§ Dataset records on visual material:
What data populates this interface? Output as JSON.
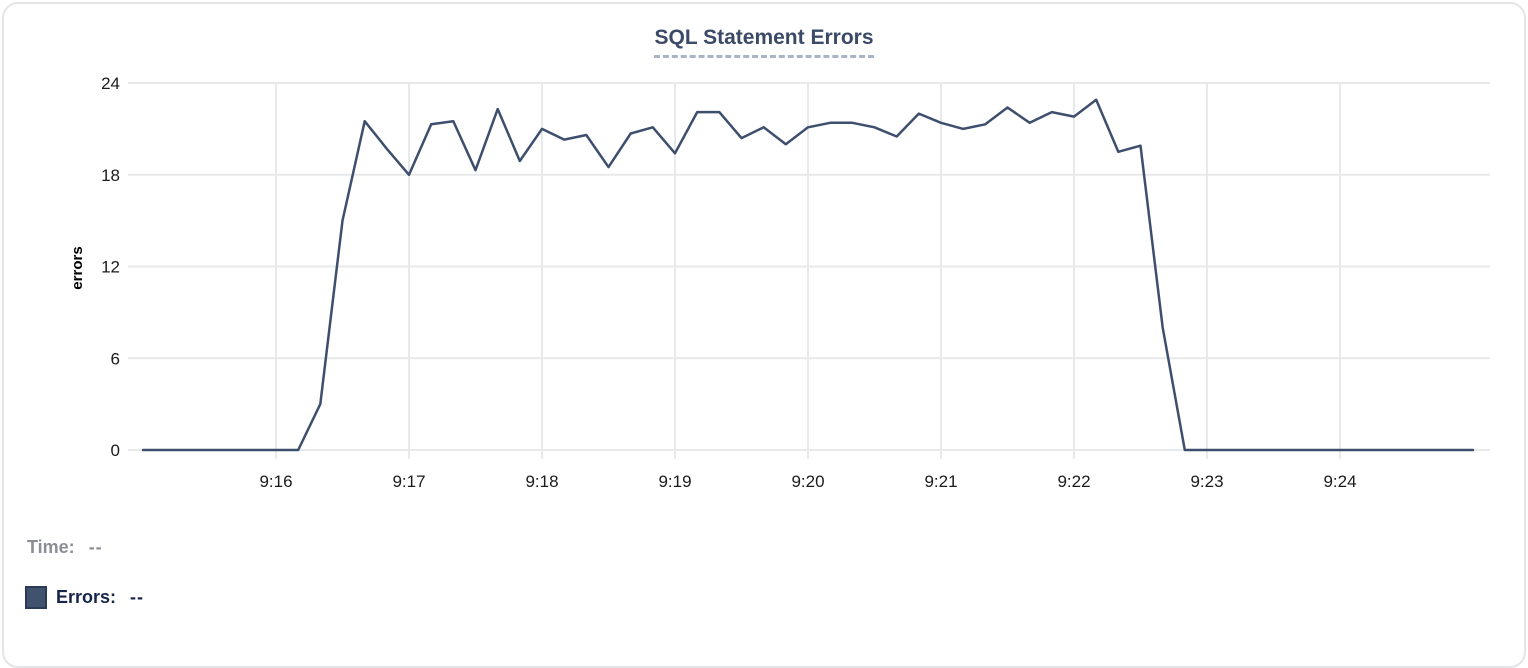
{
  "card_title": "SQL Statement Errors",
  "legend": {
    "time_label": "Time:",
    "time_value": "--",
    "errors_label": "Errors:",
    "errors_value": "--",
    "swatch_color": "#41526e"
  },
  "colors": {
    "series_line": "#3e4f6d",
    "title_text": "#3b4a66",
    "title_underline": "#a9b4c6",
    "grid_line": "#e8e9ea",
    "tick_text": "#1b1b1b",
    "time_text": "#8b8e96",
    "errors_text": "#16254a",
    "card_border": "#e4e5e7"
  },
  "chart_data": {
    "type": "line",
    "title": "SQL Statement Errors",
    "xlabel": "",
    "ylabel": "errors",
    "ylim": [
      0,
      24
    ],
    "y_ticks": [
      0,
      6,
      12,
      18,
      24
    ],
    "x_ticks": [
      "9:16",
      "9:17",
      "9:18",
      "9:19",
      "9:20",
      "9:21",
      "9:22",
      "9:23",
      "9:24"
    ],
    "x_range": [
      "9:15:00",
      "9:25:00"
    ],
    "grid": true,
    "legend_position": "bottom-left",
    "series": [
      {
        "name": "Errors",
        "color": "#3e4f6d",
        "x": [
          "9:15:00",
          "9:15:10",
          "9:15:20",
          "9:15:30",
          "9:15:40",
          "9:15:50",
          "9:16:00",
          "9:16:10",
          "9:16:20",
          "9:16:30",
          "9:16:40",
          "9:16:50",
          "9:17:00",
          "9:17:10",
          "9:17:20",
          "9:17:30",
          "9:17:40",
          "9:17:50",
          "9:18:00",
          "9:18:10",
          "9:18:20",
          "9:18:30",
          "9:18:40",
          "9:18:50",
          "9:19:00",
          "9:19:10",
          "9:19:20",
          "9:19:30",
          "9:19:40",
          "9:19:50",
          "9:20:00",
          "9:20:10",
          "9:20:20",
          "9:20:30",
          "9:20:40",
          "9:20:50",
          "9:21:00",
          "9:21:10",
          "9:21:20",
          "9:21:30",
          "9:21:40",
          "9:21:50",
          "9:22:00",
          "9:22:10",
          "9:22:20",
          "9:22:30",
          "9:22:40",
          "9:22:50",
          "9:23:00",
          "9:23:10",
          "9:23:20",
          "9:23:30",
          "9:23:40",
          "9:23:50",
          "9:24:00",
          "9:24:10",
          "9:24:20",
          "9:24:30",
          "9:24:40",
          "9:24:50",
          "9:25:00"
        ],
        "y": [
          0,
          0,
          0,
          0,
          0,
          0,
          0,
          0,
          3,
          15,
          21.5,
          19.7,
          18,
          21.3,
          21.5,
          18.3,
          22.3,
          18.9,
          21,
          20.3,
          20.6,
          18.5,
          20.7,
          21.1,
          19.4,
          22.1,
          22.1,
          20.4,
          21.1,
          20,
          21.1,
          21.4,
          21.4,
          21.1,
          20.5,
          22,
          21.4,
          21,
          21.3,
          22.4,
          21.4,
          22.1,
          21.8,
          22.9,
          19.5,
          19.9,
          8,
          0,
          0,
          0,
          0,
          0,
          0,
          0,
          0,
          0,
          0,
          0,
          0,
          0,
          0
        ]
      }
    ]
  }
}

§ AIM OF THE EXERCISE: In your copy of the records, include no pictures; repeat everything else exactly.

§ EXERCISE RESPONSE:
What data populates this interface? Output as JSON.
{
  "card_title": "SQL Statement Errors",
  "legend": {
    "time_label": "Time:",
    "time_value": "--",
    "errors_label": "Errors:",
    "errors_value": "--",
    "swatch_color": "#41526e"
  },
  "colors": {
    "series_line": "#3e4f6d",
    "title_text": "#3b4a66",
    "title_underline": "#a9b4c6",
    "grid_line": "#e8e9ea",
    "tick_text": "#1b1b1b",
    "time_text": "#8b8e96",
    "errors_text": "#16254a",
    "card_border": "#e4e5e7"
  },
  "chart_data": {
    "type": "line",
    "title": "SQL Statement Errors",
    "xlabel": "",
    "ylabel": "errors",
    "ylim": [
      0,
      24
    ],
    "y_ticks": [
      0,
      6,
      12,
      18,
      24
    ],
    "x_ticks": [
      "9:16",
      "9:17",
      "9:18",
      "9:19",
      "9:20",
      "9:21",
      "9:22",
      "9:23",
      "9:24"
    ],
    "x_range": [
      "9:15:00",
      "9:25:00"
    ],
    "grid": true,
    "legend_position": "bottom-left",
    "series": [
      {
        "name": "Errors",
        "color": "#3e4f6d",
        "x": [
          "9:15:00",
          "9:15:10",
          "9:15:20",
          "9:15:30",
          "9:15:40",
          "9:15:50",
          "9:16:00",
          "9:16:10",
          "9:16:20",
          "9:16:30",
          "9:16:40",
          "9:16:50",
          "9:17:00",
          "9:17:10",
          "9:17:20",
          "9:17:30",
          "9:17:40",
          "9:17:50",
          "9:18:00",
          "9:18:10",
          "9:18:20",
          "9:18:30",
          "9:18:40",
          "9:18:50",
          "9:19:00",
          "9:19:10",
          "9:19:20",
          "9:19:30",
          "9:19:40",
          "9:19:50",
          "9:20:00",
          "9:20:10",
          "9:20:20",
          "9:20:30",
          "9:20:40",
          "9:20:50",
          "9:21:00",
          "9:21:10",
          "9:21:20",
          "9:21:30",
          "9:21:40",
          "9:21:50",
          "9:22:00",
          "9:22:10",
          "9:22:20",
          "9:22:30",
          "9:22:40",
          "9:22:50",
          "9:23:00",
          "9:23:10",
          "9:23:20",
          "9:23:30",
          "9:23:40",
          "9:23:50",
          "9:24:00",
          "9:24:10",
          "9:24:20",
          "9:24:30",
          "9:24:40",
          "9:24:50",
          "9:25:00"
        ],
        "y": [
          0,
          0,
          0,
          0,
          0,
          0,
          0,
          0,
          3,
          15,
          21.5,
          19.7,
          18,
          21.3,
          21.5,
          18.3,
          22.3,
          18.9,
          21,
          20.3,
          20.6,
          18.5,
          20.7,
          21.1,
          19.4,
          22.1,
          22.1,
          20.4,
          21.1,
          20,
          21.1,
          21.4,
          21.4,
          21.1,
          20.5,
          22,
          21.4,
          21,
          21.3,
          22.4,
          21.4,
          22.1,
          21.8,
          22.9,
          19.5,
          19.9,
          8,
          0,
          0,
          0,
          0,
          0,
          0,
          0,
          0,
          0,
          0,
          0,
          0,
          0,
          0
        ]
      }
    ]
  }
}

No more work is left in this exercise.